---- Information supplied

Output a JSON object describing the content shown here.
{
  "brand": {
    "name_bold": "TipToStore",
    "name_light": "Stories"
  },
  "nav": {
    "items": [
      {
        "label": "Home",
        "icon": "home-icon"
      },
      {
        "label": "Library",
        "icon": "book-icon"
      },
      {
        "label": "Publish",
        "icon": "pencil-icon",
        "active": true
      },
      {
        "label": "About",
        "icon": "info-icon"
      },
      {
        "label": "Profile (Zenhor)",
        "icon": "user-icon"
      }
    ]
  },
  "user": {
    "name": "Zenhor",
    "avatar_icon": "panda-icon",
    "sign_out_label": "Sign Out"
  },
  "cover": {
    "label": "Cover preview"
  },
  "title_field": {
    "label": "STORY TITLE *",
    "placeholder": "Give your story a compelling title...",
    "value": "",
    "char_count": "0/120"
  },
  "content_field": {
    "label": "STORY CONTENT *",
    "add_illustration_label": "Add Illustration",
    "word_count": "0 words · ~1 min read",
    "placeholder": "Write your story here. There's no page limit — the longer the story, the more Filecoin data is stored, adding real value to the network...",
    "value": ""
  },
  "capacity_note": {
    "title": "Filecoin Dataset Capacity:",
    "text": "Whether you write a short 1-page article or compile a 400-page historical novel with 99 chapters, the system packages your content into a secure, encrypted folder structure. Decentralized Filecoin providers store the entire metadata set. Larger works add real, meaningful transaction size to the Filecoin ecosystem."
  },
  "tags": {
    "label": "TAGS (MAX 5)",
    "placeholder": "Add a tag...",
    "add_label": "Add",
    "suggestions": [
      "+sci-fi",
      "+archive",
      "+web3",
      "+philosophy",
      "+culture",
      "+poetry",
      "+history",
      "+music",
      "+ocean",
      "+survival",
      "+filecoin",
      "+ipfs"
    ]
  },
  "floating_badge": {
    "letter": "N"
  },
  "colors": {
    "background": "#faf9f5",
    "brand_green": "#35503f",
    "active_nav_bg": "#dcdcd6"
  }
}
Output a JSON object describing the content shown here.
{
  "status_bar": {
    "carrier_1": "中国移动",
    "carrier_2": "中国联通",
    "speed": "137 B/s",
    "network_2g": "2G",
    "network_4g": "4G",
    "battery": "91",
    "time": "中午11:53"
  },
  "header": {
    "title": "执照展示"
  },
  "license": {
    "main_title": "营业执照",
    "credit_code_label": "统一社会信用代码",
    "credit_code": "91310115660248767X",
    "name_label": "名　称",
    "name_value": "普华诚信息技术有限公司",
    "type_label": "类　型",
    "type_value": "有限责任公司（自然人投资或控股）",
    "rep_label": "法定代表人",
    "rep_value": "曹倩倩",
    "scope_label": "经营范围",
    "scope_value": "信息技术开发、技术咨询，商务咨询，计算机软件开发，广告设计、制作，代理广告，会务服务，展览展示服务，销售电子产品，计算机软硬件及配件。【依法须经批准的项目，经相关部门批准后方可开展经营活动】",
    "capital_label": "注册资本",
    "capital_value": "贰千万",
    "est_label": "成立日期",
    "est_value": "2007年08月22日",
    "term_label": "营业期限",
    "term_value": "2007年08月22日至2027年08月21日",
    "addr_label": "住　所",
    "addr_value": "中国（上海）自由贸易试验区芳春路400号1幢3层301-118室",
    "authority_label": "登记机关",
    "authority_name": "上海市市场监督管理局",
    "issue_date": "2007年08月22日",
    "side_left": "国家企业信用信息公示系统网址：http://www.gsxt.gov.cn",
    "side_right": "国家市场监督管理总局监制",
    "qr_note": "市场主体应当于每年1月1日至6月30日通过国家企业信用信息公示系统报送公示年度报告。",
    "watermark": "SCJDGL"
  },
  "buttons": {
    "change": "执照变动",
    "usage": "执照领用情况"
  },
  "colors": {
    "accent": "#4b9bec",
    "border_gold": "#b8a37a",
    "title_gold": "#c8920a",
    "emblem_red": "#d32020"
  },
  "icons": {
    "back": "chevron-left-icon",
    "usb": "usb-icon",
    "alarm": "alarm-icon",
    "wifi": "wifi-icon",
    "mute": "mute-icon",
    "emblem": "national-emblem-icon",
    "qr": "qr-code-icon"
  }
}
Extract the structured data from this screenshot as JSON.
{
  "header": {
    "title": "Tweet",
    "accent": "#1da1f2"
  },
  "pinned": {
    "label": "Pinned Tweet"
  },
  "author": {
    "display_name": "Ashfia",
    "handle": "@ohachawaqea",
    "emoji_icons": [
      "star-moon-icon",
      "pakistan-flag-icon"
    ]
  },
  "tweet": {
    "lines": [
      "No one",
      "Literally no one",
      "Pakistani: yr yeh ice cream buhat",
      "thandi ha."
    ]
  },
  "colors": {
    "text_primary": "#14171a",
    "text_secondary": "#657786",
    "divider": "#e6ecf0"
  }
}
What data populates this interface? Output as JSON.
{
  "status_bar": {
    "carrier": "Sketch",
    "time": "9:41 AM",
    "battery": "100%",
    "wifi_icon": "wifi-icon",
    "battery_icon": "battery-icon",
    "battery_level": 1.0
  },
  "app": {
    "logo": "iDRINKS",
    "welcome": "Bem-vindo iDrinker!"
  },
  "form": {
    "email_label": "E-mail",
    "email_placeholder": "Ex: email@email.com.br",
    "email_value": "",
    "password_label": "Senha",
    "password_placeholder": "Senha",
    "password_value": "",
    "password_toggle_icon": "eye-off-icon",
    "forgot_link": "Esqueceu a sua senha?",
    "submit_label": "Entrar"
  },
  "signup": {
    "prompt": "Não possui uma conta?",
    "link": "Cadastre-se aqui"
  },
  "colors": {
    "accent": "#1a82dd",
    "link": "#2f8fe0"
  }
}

--------

# Task prompt
Repeat all the entries exactly as given.

# Exercise solution
Output a JSON object describing the content shown here.
{
  "brand": {
    "name_bold": "TipToStore",
    "name_light": "Stories"
  },
  "nav": {
    "items": [
      {
        "label": "Home",
        "icon": "home-icon"
      },
      {
        "label": "Library",
        "icon": "book-icon"
      },
      {
        "label": "Publish",
        "icon": "pencil-icon",
        "active": true
      },
      {
        "label": "About",
        "icon": "info-icon"
      },
      {
        "label": "Profile (Zenhor)",
        "icon": "user-icon"
      }
    ]
  },
  "user": {
    "name": "Zenhor",
    "avatar_icon": "panda-icon",
    "sign_out_label": "Sign Out"
  },
  "cover": {
    "label": "Cover preview"
  },
  "title_field": {
    "label": "STORY TITLE *",
    "placeholder": "Give your story a compelling title...",
    "value": "",
    "char_count": "0/120"
  },
  "content_field": {
    "label": "STORY CONTENT *",
    "add_illustration_label": "Add Illustration",
    "word_count": "0 words · ~1 min read",
    "placeholder": "Write your story here. There's no page limit — the longer the story, the more Filecoin data is stored, adding real value to the network...",
    "value": ""
  },
  "capacity_note": {
    "title": "Filecoin Dataset Capacity:",
    "text": "Whether you write a short 1-page article or compile a 400-page historical novel with 99 chapters, the system packages your content into a secure, encrypted folder structure. Decentralized Filecoin providers store the entire metadata set. Larger works add real, meaningful transaction size to the Filecoin ecosystem."
  },
  "tags": {
    "label": "TAGS (MAX 5)",
    "placeholder": "Add a tag...",
    "add_label": "Add",
    "suggestions": [
      "+sci-fi",
      "+archive",
      "+web3",
      "+philosophy",
      "+culture",
      "+poetry",
      "+history",
      "+music",
      "+ocean",
      "+survival",
      "+filecoin",
      "+ipfs"
    ]
  },
  "floating_badge": {
    "letter": "N"
  },
  "colors": {
    "background": "#faf9f5",
    "brand_green": "#35503f",
    "active_nav_bg": "#dcdcd6"
  }
}
Output a JSON object describing the content shown here.
{
  "status_bar": {
    "carrier_1": "中国移动",
    "carrier_2": "中国联通",
    "speed": "137 B/s",
    "network_2g": "2G",
    "network_4g": "4G",
    "battery": "91",
    "time": "中午11:53"
  },
  "header": {
    "title": "执照展示"
  },
  "license": {
    "main_title": "营业执照",
    "credit_code_label": "统一社会信用代码",
    "credit_code": "91310115660248767X",
    "name_label": "名　称",
    "name_value": "普华诚信息技术有限公司",
    "type_label": "类　型",
    "type_value": "有限责任公司（自然人投资或控股）",
    "rep_label": "法定代表人",
    "rep_value": "曹倩倩",
    "scope_label": "经营范围",
    "scope_value": "信息技术开发、技术咨询，商务咨询，计算机软件开发，广告设计、制作，代理广告，会务服务，展览展示服务，销售电子产品，计算机软硬件及配件。【依法须经批准的项目，经相关部门批准后方可开展经营活动】",
    "capital_label": "注册资本",
    "capital_value": "贰千万",
    "est_label": "成立日期",
    "est_value": "2007年08月22日",
    "term_label": "营业期限",
    "term_value": "2007年08月22日至2027年08月21日",
    "addr_label": "住　所",
    "addr_value": "中国（上海）自由贸易试验区芳春路400号1幢3层301-118室",
    "authority_label": "登记机关",
    "authority_name": "上海市市场监督管理局",
    "issue_date": "2007年08月22日",
    "side_left": "国家企业信用信息公示系统网址：http://www.gsxt.gov.cn",
    "side_right": "国家市场监督管理总局监制",
    "qr_note": "市场主体应当于每年1月1日至6月30日通过国家企业信用信息公示系统报送公示年度报告。",
    "watermark": "SCJDGL"
  },
  "buttons": {
    "change": "执照变动",
    "usage": "执照领用情况"
  },
  "colors": {
    "accent": "#4b9bec",
    "border_gold": "#b8a37a",
    "title_gold": "#c8920a",
    "emblem_red": "#d32020"
  },
  "icons": {
    "back": "chevron-left-icon",
    "usb": "usb-icon",
    "alarm": "alarm-icon",
    "wifi": "wifi-icon",
    "mute": "mute-icon",
    "emblem": "national-emblem-icon",
    "qr": "qr-code-icon"
  }
}
Extract the structured data from this screenshot as JSON.
{
  "header": {
    "title": "Tweet",
    "accent": "#1da1f2"
  },
  "pinned": {
    "label": "Pinned Tweet"
  },
  "author": {
    "display_name": "Ashfia",
    "handle": "@ohachawaqea",
    "emoji_icons": [
      "star-moon-icon",
      "pakistan-flag-icon"
    ]
  },
  "tweet": {
    "lines": [
      "No one",
      "Literally no one",
      "Pakistani: yr yeh ice cream buhat",
      "thandi ha."
    ]
  },
  "colors": {
    "text_primary": "#14171a",
    "text_secondary": "#657786",
    "divider": "#e6ecf0"
  }
}
What data populates this interface? Output as JSON.
{
  "status_bar": {
    "carrier": "Sketch",
    "time": "9:41 AM",
    "battery": "100%",
    "wifi_icon": "wifi-icon",
    "battery_icon": "battery-icon",
    "battery_level": 1.0
  },
  "app": {
    "logo": "iDRINKS",
    "welcome": "Bem-vindo iDrinker!"
  },
  "form": {
    "email_label": "E-mail",
    "email_placeholder": "Ex: email@email.com.br",
    "email_value": "",
    "password_label": "Senha",
    "password_placeholder": "Senha",
    "password_value": "",
    "password_toggle_icon": "eye-off-icon",
    "forgot_link": "Esqueceu a sua senha?",
    "submit_label": "Entrar"
  },
  "signup": {
    "prompt": "Não possui uma conta?",
    "link": "Cadastre-se aqui"
  },
  "colors": {
    "accent": "#1a82dd",
    "link": "#2f8fe0"
  }
}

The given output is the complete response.